■ Exercise details
Which lines contain the string "quòd"? Please list every one of them.

------------

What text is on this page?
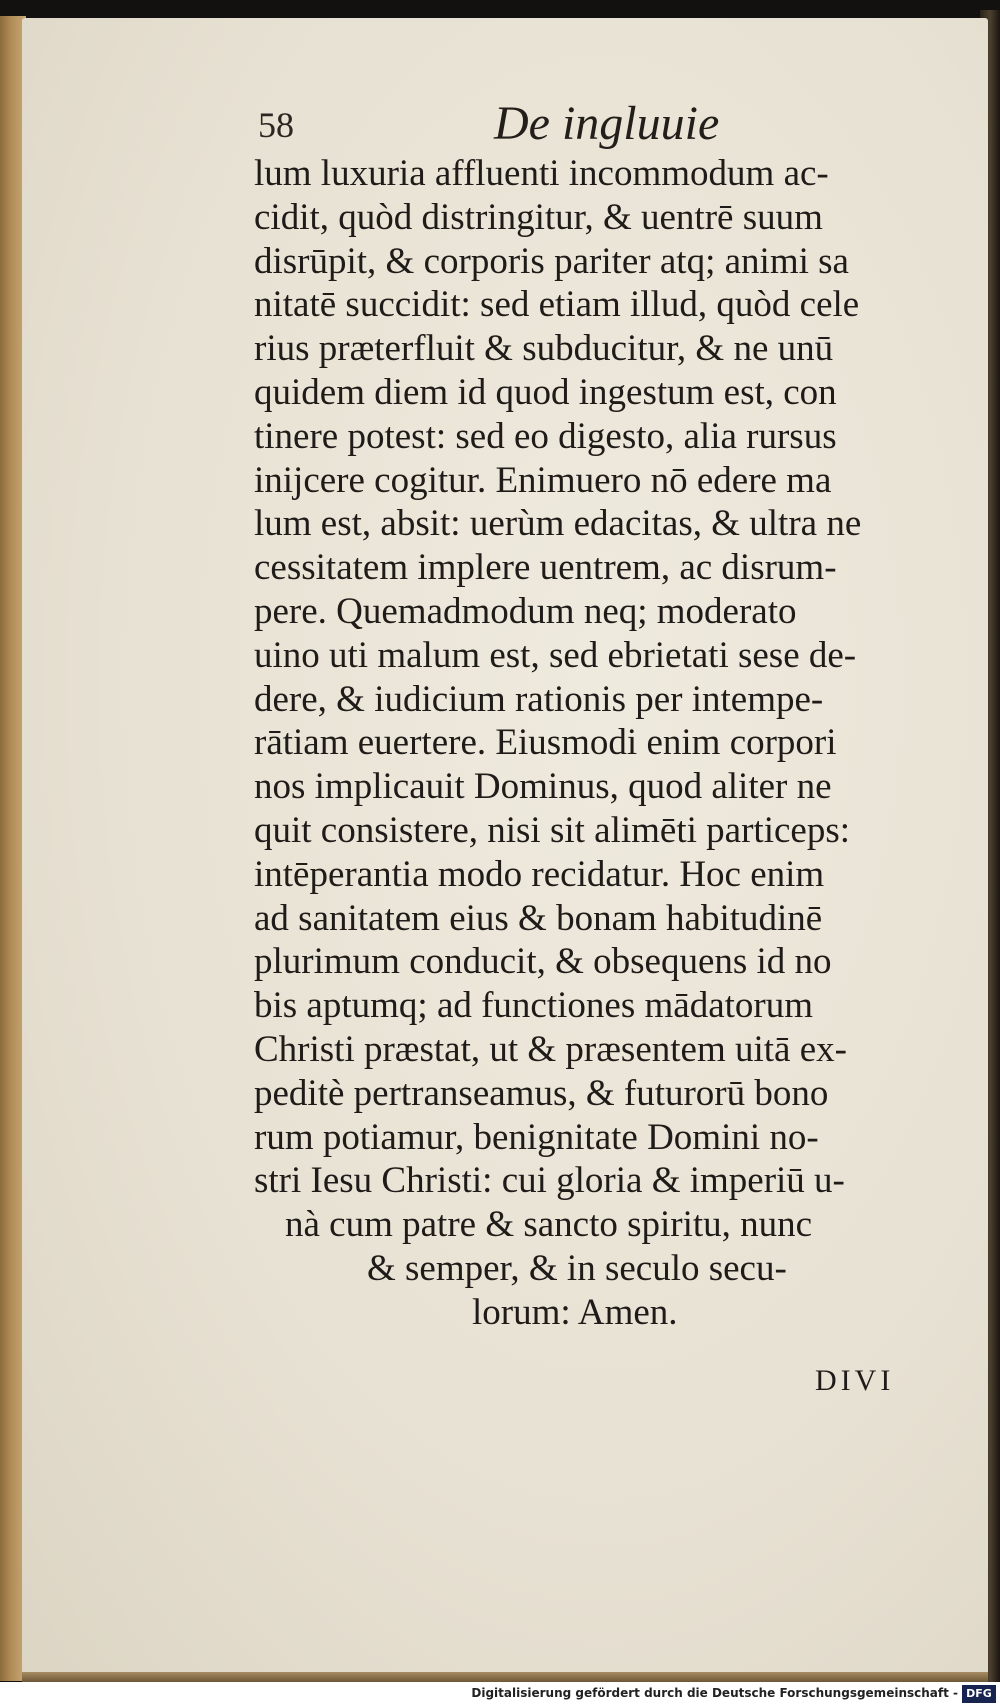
58	De ingluuie
lum luxuria affluenti incommodum ac-
cidit, quòd distringitur, & uentrē suum
disrūpit, & corporis pariter atq; animi sa
nitatē succidit: sed etiam illud, quòd cele
rius præterfluit & subducitur, & ne unū
quidem diem id quod ingestum est, con
tinere potest: sed eo digesto, alia rursus
inijcere cogitur. Enimuero nō edere ma
lum est, absit: uerùm edacitas, & ultra ne
cessitatem implere uentrem, ac disrum-
pere. Quemadmodum neq; moderato
uino uti malum est, sed ebrietati sese de-
dere, & iudicium rationis per intempe-
rātiam euertere. Eiusmodi enim corpori
nos implicauit Dominus, quod aliter ne
quit consistere, nisi sit alimēti particeps:
intēperantia modo recidatur. Hoc enim
ad sanitatem eius & bonam habitudinē
plurimum conducit, & obsequens id no
bis aptumq; ad functiones mādatorum
Christi præstat, ut & præsentem uitā ex-
peditè pertranseamus, & futurorū bono
rum potiamur, benignitate Domini no-
stri Iesu Christi: cui gloria & imperiū u-
nà cum patre & sancto spiritu, nunc
& semper, & in seculo secu-
lorum: Amen.
DIVI
Digitalisierung gefördert durch die Deutsche Forschungsgemeinschaft - DFG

------------

■ The solution
cidit, quòd distringitur, & uentrē suum
nitatē succidit: sed etiam illud, quòd cele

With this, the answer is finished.